[START OF RECORDS SHOWN]
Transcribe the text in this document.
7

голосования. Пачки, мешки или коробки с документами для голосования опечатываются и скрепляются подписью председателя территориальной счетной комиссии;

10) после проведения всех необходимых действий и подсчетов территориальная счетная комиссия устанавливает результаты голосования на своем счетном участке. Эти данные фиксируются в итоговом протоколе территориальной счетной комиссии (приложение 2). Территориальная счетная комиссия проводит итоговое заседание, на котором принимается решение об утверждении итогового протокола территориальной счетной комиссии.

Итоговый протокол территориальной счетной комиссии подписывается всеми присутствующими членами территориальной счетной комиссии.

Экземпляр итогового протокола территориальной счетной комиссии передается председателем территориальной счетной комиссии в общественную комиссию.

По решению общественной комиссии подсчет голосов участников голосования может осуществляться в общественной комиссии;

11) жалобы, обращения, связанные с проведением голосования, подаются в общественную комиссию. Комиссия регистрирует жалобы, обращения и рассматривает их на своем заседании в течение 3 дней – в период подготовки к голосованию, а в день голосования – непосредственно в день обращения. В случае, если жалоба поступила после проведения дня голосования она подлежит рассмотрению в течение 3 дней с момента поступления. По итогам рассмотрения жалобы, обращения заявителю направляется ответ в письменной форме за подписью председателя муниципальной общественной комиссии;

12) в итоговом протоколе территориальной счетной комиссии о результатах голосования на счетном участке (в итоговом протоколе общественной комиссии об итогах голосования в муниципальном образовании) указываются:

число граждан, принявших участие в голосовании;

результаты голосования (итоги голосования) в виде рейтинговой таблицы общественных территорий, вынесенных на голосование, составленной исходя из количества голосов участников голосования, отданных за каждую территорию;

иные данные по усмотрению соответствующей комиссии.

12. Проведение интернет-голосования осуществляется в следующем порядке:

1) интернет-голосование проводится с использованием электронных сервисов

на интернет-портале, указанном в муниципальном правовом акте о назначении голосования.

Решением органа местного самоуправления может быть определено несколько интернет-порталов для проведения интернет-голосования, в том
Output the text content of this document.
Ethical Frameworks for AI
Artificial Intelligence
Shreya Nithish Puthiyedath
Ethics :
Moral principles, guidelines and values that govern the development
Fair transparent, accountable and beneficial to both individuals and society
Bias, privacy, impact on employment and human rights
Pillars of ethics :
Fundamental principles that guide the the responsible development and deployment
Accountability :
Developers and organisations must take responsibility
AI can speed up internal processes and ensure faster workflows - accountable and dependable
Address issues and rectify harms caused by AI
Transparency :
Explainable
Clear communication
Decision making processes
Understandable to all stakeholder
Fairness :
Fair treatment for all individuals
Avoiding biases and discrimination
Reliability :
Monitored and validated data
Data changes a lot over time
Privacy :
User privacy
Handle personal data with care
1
[END OF RECORDS SHOWN]
[WHAT IS REQUIRED] Make an exact copy of the data above.

[EXERCISE RESULT]
Transcribe the text in this document.
7

голосования. Пачки, мешки или коробки с документами для голосования опечатываются и скрепляются подписью председателя территориальной счетной комиссии;

10) после проведения всех необходимых действий и подсчетов территориальная счетная комиссия устанавливает результаты голосования на своем счетном участке. Эти данные фиксируются в итоговом протоколе территориальной счетной комиссии (приложение 2). Территориальная счетная комиссия проводит итоговое заседание, на котором принимается решение об утверждении итогового протокола территориальной счетной комиссии.

Итоговый протокол территориальной счетной комиссии подписывается всеми присутствующими членами территориальной счетной комиссии.

Экземпляр итогового протокола территориальной счетной комиссии передается председателем территориальной счетной комиссии в общественную комиссию.

По решению общественной комиссии подсчет голосов участников голосования может осуществляться в общественной комиссии;

11) жалобы, обращения, связанные с проведением голосования, подаются в общественную комиссию. Комиссия регистрирует жалобы, обращения и рассматривает их на своем заседании в течение 3 дней – в период подготовки к голосованию, а в день голосования – непосредственно в день обращения. В случае, если жалоба поступила после проведения дня голосования она подлежит рассмотрению в течение 3 дней с момента поступления. По итогам рассмотрения жалобы, обращения заявителю направляется ответ в письменной форме за подписью председателя муниципальной общественной комиссии;

12) в итоговом протоколе территориальной счетной комиссии о результатах голосования на счетном участке (в итоговом протоколе общественной комиссии об итогах голосования в муниципальном образовании) указываются:

число граждан, принявших участие в голосовании;

результаты голосования (итоги голосования) в виде рейтинговой таблицы общественных территорий, вынесенных на голосование, составленной исходя из количества голосов участников голосования, отданных за каждую территорию;

иные данные по усмотрению соответствующей комиссии.

12. Проведение интернет-голосования осуществляется в следующем порядке:

1) интернет-голосование проводится с использованием электронных сервисов

на интернет-портале, указанном в муниципальном правовом акте о назначении голосования.

Решением органа местного самоуправления может быть определено несколько интернет-порталов для проведения интернет-голосования, в том
Output the text content of this document.
Ethical Frameworks for AI
Artificial Intelligence
Shreya Nithish Puthiyedath
Ethics :
Moral principles, guidelines and values that govern the development
Fair transparent, accountable and beneficial to both individuals and society
Bias, privacy, impact on employment and human rights
Pillars of ethics :
Fundamental principles that guide the the responsible development and deployment
Accountability :
Developers and organisations must take responsibility
AI can speed up internal processes and ensure faster workflows - accountable and dependable
Address issues and rectify harms caused by AI
Transparency :
Explainable
Clear communication
Decision making processes
Understandable to all stakeholder
Fairness :
Fair treatment for all individuals
Avoiding biases and discrimination
Reliability :
Monitored and validated data
Data changes a lot over time
Privacy :
User privacy
Handle personal data with care
1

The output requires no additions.